Problem requirements:
Extract each line bearing the word "Promotions".
++++ Records supplied ++++
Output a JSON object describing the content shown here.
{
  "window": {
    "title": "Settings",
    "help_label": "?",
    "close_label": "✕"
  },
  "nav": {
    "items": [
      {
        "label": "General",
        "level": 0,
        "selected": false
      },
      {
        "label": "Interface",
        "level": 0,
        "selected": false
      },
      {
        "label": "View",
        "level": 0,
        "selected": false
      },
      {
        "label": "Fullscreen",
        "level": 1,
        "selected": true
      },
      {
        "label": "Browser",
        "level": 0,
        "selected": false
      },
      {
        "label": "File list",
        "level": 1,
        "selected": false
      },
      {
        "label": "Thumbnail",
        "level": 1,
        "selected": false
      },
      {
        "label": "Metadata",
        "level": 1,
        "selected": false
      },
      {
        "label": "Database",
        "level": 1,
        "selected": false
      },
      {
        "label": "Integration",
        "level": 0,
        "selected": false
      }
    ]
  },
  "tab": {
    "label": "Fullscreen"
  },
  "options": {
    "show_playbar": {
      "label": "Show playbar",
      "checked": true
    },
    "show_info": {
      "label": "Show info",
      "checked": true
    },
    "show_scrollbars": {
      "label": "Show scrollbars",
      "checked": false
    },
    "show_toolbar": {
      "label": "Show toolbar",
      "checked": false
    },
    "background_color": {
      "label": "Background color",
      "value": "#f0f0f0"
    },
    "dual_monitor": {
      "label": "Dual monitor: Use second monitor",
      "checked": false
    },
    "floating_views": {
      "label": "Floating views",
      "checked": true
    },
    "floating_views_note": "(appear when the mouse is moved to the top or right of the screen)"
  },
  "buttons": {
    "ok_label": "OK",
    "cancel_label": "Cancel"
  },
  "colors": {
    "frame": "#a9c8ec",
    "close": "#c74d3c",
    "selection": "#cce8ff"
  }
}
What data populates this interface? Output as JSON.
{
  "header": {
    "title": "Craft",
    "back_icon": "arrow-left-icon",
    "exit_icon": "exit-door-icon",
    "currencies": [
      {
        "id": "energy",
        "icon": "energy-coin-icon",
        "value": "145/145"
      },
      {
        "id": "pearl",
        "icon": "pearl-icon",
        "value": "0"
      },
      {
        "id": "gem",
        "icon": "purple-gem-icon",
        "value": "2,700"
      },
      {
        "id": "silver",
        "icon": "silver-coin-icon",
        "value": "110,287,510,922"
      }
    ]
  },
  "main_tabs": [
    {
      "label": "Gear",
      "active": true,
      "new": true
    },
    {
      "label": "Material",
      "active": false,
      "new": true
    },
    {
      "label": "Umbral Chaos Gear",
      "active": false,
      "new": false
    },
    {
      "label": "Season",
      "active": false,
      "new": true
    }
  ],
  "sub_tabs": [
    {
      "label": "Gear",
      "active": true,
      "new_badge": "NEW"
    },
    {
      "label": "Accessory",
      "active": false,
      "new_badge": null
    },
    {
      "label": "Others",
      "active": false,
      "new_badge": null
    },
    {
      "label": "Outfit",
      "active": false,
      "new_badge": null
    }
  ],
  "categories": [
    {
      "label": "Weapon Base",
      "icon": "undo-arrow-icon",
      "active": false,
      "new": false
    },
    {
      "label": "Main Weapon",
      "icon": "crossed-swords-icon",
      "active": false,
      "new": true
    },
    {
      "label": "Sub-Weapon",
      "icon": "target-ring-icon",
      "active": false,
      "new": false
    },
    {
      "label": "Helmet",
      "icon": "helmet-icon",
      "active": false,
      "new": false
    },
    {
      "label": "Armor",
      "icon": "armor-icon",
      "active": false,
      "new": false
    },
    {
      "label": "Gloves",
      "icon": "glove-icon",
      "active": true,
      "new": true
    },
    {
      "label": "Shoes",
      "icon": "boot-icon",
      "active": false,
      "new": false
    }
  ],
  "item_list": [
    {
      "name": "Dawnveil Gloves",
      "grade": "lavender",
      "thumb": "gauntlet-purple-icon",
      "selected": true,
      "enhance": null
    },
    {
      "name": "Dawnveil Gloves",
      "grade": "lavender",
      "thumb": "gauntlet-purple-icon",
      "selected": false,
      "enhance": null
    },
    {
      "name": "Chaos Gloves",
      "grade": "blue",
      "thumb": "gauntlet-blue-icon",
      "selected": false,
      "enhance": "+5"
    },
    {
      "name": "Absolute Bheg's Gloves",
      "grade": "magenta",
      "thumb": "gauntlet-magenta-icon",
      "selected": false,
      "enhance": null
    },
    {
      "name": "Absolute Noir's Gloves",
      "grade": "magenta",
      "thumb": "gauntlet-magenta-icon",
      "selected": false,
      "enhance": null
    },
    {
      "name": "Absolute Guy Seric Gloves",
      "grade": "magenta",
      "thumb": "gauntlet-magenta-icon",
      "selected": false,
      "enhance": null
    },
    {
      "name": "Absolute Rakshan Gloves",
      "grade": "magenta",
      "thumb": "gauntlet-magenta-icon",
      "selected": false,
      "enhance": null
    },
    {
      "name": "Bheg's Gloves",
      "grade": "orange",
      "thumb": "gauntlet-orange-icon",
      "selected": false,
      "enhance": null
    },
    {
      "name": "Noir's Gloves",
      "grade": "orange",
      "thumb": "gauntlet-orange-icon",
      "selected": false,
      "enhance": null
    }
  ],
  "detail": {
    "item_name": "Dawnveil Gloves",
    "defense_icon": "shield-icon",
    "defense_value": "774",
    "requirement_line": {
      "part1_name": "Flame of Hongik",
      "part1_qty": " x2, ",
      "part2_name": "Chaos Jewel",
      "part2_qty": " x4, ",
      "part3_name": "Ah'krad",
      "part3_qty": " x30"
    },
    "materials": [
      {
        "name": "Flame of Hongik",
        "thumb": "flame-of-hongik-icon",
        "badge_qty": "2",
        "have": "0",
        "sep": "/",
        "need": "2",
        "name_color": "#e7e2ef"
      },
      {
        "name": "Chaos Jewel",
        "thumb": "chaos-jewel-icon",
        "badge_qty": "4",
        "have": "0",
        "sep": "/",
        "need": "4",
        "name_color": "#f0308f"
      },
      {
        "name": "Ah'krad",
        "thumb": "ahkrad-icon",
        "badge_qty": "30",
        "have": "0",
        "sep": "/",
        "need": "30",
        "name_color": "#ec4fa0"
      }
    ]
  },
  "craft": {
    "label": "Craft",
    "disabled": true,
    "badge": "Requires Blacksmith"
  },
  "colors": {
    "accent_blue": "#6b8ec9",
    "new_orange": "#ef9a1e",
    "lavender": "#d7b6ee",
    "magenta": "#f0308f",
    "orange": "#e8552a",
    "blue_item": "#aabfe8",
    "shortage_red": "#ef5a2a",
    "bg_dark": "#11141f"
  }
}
++++
++++ Records supplied ++++
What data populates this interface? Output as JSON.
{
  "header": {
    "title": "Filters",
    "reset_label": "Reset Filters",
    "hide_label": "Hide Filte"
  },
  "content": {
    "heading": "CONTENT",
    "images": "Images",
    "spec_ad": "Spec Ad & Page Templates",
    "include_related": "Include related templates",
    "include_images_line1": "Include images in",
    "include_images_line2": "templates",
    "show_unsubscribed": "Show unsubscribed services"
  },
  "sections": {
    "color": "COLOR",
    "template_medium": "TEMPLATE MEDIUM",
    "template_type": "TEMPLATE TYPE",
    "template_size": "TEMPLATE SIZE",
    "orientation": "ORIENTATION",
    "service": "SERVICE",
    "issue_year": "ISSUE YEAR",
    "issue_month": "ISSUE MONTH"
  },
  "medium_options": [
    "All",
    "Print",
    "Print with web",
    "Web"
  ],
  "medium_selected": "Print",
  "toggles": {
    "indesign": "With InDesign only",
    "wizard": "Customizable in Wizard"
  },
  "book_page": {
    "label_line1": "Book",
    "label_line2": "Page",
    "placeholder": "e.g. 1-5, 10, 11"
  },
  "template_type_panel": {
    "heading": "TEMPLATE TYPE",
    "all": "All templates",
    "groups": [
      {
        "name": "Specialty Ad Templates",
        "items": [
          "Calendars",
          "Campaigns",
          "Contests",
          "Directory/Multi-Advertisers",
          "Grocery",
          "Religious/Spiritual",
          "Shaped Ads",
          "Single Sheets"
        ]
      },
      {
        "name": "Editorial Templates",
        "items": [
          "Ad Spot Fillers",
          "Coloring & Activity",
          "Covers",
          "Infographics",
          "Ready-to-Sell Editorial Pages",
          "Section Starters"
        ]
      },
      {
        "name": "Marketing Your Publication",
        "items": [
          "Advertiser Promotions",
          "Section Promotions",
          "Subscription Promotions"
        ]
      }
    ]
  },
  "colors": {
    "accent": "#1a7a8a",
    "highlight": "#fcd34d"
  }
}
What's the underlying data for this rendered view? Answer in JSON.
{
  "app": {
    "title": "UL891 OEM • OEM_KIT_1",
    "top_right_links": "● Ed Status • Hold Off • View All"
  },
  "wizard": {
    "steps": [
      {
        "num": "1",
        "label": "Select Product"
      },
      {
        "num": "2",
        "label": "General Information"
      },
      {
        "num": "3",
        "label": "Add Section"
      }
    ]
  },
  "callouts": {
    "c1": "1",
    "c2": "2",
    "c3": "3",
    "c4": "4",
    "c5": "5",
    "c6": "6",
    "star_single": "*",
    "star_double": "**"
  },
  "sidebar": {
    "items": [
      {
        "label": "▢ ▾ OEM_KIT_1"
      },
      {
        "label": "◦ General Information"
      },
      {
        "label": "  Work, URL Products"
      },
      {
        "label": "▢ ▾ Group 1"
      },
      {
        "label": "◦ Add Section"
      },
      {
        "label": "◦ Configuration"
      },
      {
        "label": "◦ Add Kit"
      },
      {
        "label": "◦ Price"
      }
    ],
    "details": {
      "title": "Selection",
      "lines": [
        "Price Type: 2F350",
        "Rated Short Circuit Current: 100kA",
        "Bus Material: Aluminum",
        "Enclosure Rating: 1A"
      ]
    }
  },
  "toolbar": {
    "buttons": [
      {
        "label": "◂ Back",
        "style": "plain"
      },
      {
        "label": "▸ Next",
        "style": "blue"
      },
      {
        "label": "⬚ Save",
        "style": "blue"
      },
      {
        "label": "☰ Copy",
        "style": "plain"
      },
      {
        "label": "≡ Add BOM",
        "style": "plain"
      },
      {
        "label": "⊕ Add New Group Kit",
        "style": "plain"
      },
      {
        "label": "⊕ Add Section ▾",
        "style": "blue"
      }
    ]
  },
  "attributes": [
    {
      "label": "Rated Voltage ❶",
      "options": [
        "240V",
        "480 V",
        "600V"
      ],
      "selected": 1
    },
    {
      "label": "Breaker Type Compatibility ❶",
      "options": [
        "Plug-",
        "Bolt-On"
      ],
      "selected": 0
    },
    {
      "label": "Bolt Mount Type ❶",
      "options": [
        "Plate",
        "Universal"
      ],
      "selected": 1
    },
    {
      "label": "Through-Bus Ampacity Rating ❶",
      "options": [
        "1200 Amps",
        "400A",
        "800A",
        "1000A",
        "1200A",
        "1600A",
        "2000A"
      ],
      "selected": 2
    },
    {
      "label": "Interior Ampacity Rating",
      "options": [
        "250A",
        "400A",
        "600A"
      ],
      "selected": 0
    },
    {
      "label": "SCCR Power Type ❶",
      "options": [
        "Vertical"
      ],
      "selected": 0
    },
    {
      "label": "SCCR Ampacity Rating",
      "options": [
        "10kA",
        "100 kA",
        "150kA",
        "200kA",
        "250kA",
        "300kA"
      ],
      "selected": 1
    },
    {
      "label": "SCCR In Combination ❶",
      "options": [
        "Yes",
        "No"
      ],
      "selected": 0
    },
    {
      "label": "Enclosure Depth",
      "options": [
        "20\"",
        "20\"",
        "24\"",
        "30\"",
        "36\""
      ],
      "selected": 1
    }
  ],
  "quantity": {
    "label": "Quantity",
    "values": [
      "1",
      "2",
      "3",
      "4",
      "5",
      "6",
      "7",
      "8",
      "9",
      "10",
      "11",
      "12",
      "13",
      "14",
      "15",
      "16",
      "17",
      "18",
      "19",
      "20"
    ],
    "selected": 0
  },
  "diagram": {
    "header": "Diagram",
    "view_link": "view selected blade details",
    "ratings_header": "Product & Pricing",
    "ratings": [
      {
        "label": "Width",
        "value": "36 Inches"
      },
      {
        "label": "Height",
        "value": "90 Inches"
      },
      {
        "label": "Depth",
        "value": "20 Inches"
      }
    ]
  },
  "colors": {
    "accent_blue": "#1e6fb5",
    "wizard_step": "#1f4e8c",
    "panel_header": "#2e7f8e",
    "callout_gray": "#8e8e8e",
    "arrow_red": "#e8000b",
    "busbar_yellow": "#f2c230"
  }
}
++++
Result of the exercise:
          "Advertiser Promotions",
          "Section Promotions",
          "Subscription Promotions"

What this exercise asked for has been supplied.